* start DATA FOR THIS TASK *

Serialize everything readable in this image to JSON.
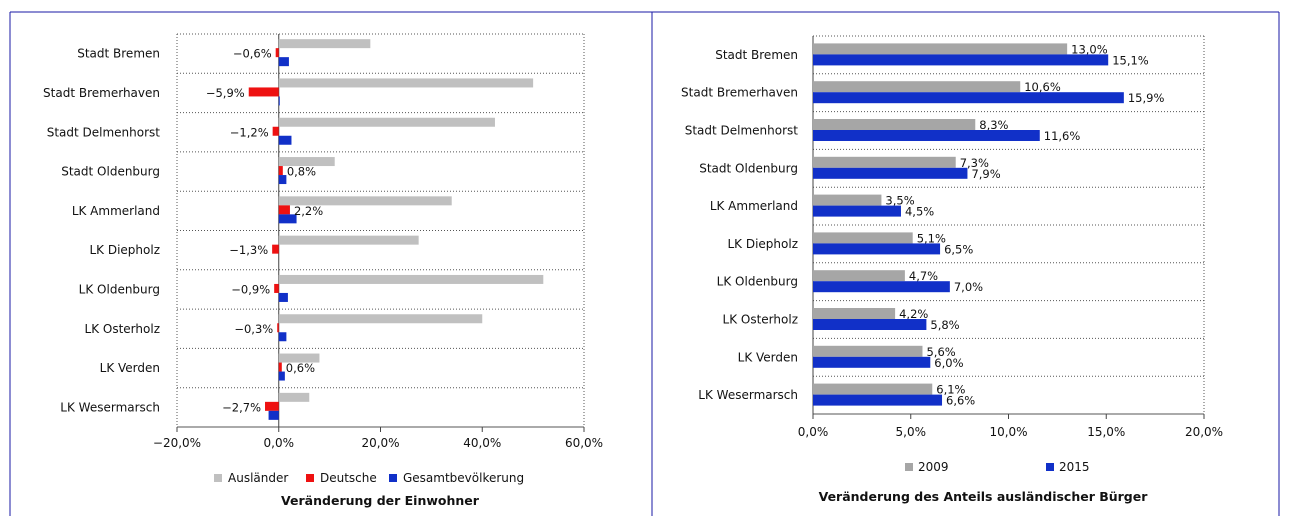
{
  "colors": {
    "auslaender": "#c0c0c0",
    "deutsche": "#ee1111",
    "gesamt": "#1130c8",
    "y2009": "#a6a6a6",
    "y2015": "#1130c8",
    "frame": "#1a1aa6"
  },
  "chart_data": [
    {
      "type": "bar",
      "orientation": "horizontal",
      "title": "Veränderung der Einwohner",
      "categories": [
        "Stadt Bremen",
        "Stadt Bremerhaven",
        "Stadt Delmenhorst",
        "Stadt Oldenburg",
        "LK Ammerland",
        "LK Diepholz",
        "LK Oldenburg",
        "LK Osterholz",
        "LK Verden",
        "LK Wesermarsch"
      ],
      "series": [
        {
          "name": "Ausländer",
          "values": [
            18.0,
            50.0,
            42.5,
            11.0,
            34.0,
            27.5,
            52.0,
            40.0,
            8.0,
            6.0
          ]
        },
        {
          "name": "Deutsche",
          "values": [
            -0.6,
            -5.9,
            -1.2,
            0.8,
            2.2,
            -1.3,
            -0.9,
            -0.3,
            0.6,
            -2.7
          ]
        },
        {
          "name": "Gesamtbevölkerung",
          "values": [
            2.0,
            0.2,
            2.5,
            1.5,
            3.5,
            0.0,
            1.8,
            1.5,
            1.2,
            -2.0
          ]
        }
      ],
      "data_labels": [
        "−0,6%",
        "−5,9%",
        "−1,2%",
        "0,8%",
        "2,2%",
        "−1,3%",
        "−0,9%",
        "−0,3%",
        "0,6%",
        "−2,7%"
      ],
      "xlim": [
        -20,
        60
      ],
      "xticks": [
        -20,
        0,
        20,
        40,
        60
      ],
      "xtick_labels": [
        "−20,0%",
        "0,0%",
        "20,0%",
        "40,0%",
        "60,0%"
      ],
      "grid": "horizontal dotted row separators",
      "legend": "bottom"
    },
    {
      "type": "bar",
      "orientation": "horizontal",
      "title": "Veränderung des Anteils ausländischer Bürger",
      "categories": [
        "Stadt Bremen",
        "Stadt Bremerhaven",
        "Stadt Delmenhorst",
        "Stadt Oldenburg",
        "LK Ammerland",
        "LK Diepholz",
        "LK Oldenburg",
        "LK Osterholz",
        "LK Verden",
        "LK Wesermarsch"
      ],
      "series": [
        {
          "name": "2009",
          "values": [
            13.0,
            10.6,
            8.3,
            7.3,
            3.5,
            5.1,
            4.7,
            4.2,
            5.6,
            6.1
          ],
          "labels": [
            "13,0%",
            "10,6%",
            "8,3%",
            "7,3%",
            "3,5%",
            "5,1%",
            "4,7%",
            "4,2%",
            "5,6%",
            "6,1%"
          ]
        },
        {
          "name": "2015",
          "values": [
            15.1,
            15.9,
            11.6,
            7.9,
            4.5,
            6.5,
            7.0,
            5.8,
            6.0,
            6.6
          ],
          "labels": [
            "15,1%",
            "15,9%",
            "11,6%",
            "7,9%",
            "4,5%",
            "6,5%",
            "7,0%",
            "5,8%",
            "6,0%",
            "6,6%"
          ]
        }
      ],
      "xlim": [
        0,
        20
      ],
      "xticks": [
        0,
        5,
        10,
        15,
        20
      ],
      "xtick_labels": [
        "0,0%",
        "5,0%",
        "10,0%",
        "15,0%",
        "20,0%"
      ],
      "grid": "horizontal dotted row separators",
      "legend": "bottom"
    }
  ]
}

* end DATA FOR THIS TASK *

**STATED PROBLEM:** Set the pictures aside and transcribe the data above exactly.

**RESULT FOR THIS TASK:**
Serialize everything readable in this image to JSON.
{
  "colors": {
    "auslaender": "#c0c0c0",
    "deutsche": "#ee1111",
    "gesamt": "#1130c8",
    "y2009": "#a6a6a6",
    "y2015": "#1130c8",
    "frame": "#1a1aa6"
  },
  "chart_data": [
    {
      "type": "bar",
      "orientation": "horizontal",
      "title": "Veränderung der Einwohner",
      "categories": [
        "Stadt Bremen",
        "Stadt Bremerhaven",
        "Stadt Delmenhorst",
        "Stadt Oldenburg",
        "LK Ammerland",
        "LK Diepholz",
        "LK Oldenburg",
        "LK Osterholz",
        "LK Verden",
        "LK Wesermarsch"
      ],
      "series": [
        {
          "name": "Ausländer",
          "values": [
            18.0,
            50.0,
            42.5,
            11.0,
            34.0,
            27.5,
            52.0,
            40.0,
            8.0,
            6.0
          ]
        },
        {
          "name": "Deutsche",
          "values": [
            -0.6,
            -5.9,
            -1.2,
            0.8,
            2.2,
            -1.3,
            -0.9,
            -0.3,
            0.6,
            -2.7
          ]
        },
        {
          "name": "Gesamtbevölkerung",
          "values": [
            2.0,
            0.2,
            2.5,
            1.5,
            3.5,
            0.0,
            1.8,
            1.5,
            1.2,
            -2.0
          ]
        }
      ],
      "data_labels": [
        "−0,6%",
        "−5,9%",
        "−1,2%",
        "0,8%",
        "2,2%",
        "−1,3%",
        "−0,9%",
        "−0,3%",
        "0,6%",
        "−2,7%"
      ],
      "xlim": [
        -20,
        60
      ],
      "xticks": [
        -20,
        0,
        20,
        40,
        60
      ],
      "xtick_labels": [
        "−20,0%",
        "0,0%",
        "20,0%",
        "40,0%",
        "60,0%"
      ],
      "grid": "horizontal dotted row separators",
      "legend": "bottom"
    },
    {
      "type": "bar",
      "orientation": "horizontal",
      "title": "Veränderung des Anteils ausländischer Bürger",
      "categories": [
        "Stadt Bremen",
        "Stadt Bremerhaven",
        "Stadt Delmenhorst",
        "Stadt Oldenburg",
        "LK Ammerland",
        "LK Diepholz",
        "LK Oldenburg",
        "LK Osterholz",
        "LK Verden",
        "LK Wesermarsch"
      ],
      "series": [
        {
          "name": "2009",
          "values": [
            13.0,
            10.6,
            8.3,
            7.3,
            3.5,
            5.1,
            4.7,
            4.2,
            5.6,
            6.1
          ],
          "labels": [
            "13,0%",
            "10,6%",
            "8,3%",
            "7,3%",
            "3,5%",
            "5,1%",
            "4,7%",
            "4,2%",
            "5,6%",
            "6,1%"
          ]
        },
        {
          "name": "2015",
          "values": [
            15.1,
            15.9,
            11.6,
            7.9,
            4.5,
            6.5,
            7.0,
            5.8,
            6.0,
            6.6
          ],
          "labels": [
            "15,1%",
            "15,9%",
            "11,6%",
            "7,9%",
            "4,5%",
            "6,5%",
            "7,0%",
            "5,8%",
            "6,0%",
            "6,6%"
          ]
        }
      ],
      "xlim": [
        0,
        20
      ],
      "xticks": [
        0,
        5,
        10,
        15,
        20
      ],
      "xtick_labels": [
        "0,0%",
        "5,0%",
        "10,0%",
        "15,0%",
        "20,0%"
      ],
      "grid": "horizontal dotted row separators",
      "legend": "bottom"
    }
  ]
}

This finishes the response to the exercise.